Written task: Report, as a bare number, how many lines contain the string "committees".

Collection entries
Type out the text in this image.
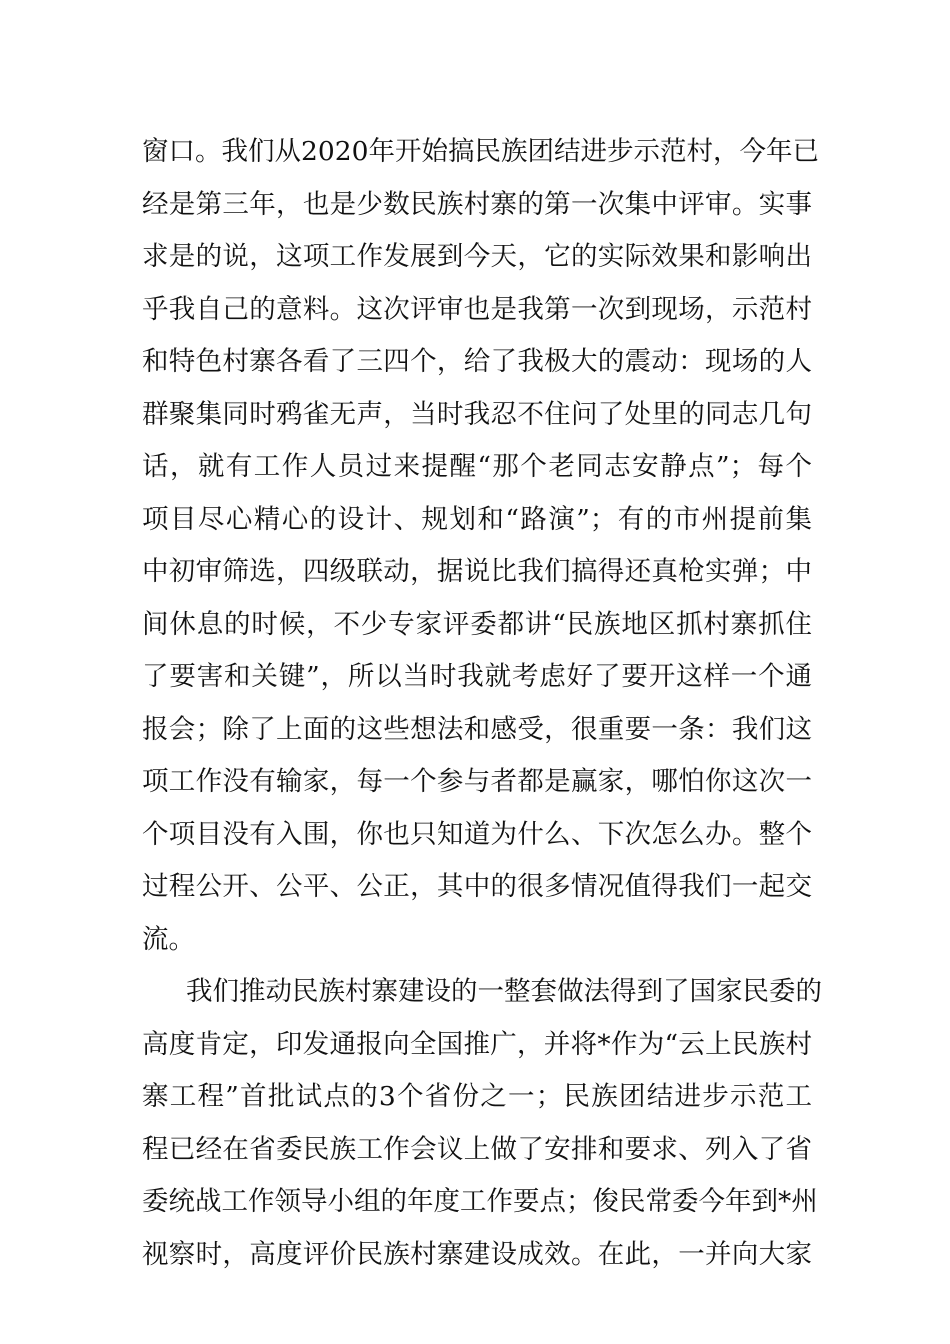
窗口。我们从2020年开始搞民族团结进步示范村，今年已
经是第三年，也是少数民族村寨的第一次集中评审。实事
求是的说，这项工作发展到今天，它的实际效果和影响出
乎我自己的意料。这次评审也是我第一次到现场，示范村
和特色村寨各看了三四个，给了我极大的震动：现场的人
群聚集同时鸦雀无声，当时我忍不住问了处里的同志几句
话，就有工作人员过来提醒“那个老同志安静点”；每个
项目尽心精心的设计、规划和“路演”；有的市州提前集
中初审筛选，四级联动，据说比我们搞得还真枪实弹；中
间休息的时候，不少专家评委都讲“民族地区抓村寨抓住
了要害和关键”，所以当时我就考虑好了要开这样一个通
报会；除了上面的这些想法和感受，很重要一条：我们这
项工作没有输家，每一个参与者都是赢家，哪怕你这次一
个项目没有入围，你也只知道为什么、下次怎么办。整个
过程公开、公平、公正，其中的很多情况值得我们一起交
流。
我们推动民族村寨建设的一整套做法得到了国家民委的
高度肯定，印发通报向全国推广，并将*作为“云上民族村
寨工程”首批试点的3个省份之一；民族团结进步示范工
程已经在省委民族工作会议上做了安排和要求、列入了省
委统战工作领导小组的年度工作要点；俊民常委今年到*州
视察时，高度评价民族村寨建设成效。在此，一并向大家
* * *
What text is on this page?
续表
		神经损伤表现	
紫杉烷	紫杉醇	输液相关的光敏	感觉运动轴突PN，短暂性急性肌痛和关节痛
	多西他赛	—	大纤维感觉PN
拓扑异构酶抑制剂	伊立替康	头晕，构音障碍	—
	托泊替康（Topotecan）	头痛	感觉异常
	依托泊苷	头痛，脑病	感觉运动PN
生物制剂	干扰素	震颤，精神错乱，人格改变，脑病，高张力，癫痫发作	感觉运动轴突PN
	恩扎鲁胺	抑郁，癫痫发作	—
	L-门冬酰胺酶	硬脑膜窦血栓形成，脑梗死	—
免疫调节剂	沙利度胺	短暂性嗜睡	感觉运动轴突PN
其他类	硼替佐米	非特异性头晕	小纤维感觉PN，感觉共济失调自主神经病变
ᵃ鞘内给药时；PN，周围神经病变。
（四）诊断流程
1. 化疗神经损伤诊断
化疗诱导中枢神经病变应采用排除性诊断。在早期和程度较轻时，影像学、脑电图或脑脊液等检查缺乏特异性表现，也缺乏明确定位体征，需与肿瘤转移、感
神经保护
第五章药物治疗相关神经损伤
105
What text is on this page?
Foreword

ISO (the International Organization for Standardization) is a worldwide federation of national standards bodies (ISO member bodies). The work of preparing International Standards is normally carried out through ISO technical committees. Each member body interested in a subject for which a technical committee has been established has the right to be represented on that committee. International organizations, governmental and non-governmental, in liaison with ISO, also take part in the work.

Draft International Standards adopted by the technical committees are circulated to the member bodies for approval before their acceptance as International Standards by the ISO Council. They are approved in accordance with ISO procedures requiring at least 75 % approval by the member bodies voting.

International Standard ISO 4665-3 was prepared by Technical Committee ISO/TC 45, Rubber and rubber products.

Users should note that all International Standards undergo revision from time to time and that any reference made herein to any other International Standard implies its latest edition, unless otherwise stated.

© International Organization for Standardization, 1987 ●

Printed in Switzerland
...
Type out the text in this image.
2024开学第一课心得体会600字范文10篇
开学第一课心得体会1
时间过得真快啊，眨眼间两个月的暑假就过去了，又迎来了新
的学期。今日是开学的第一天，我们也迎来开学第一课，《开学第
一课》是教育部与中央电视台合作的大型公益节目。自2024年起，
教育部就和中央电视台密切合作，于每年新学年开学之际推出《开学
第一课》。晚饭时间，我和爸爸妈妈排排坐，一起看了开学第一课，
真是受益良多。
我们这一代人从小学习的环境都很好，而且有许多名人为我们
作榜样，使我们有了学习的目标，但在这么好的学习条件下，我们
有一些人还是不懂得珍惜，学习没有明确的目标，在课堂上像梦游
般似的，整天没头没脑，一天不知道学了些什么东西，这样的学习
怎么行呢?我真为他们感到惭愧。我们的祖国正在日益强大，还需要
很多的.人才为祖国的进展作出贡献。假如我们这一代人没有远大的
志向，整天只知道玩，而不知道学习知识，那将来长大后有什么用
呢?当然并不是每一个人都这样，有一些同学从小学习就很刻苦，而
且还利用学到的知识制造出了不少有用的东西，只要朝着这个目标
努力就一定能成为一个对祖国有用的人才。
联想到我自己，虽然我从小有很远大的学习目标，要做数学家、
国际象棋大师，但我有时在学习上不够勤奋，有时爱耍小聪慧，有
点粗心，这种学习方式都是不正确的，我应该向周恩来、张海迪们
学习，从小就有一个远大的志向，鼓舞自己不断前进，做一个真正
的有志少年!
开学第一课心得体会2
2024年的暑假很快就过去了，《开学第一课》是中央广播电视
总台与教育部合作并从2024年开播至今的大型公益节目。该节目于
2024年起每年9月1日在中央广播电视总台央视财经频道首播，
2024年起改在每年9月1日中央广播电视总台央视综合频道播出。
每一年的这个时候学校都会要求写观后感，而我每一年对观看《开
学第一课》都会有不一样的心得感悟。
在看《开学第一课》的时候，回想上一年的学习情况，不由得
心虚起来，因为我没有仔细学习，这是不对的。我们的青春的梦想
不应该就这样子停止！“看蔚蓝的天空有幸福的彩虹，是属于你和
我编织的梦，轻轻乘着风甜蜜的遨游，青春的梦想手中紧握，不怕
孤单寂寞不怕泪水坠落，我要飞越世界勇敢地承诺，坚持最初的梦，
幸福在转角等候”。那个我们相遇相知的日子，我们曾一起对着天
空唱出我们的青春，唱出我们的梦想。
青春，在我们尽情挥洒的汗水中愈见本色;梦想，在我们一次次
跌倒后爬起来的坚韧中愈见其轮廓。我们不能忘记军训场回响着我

Exercise solution: 2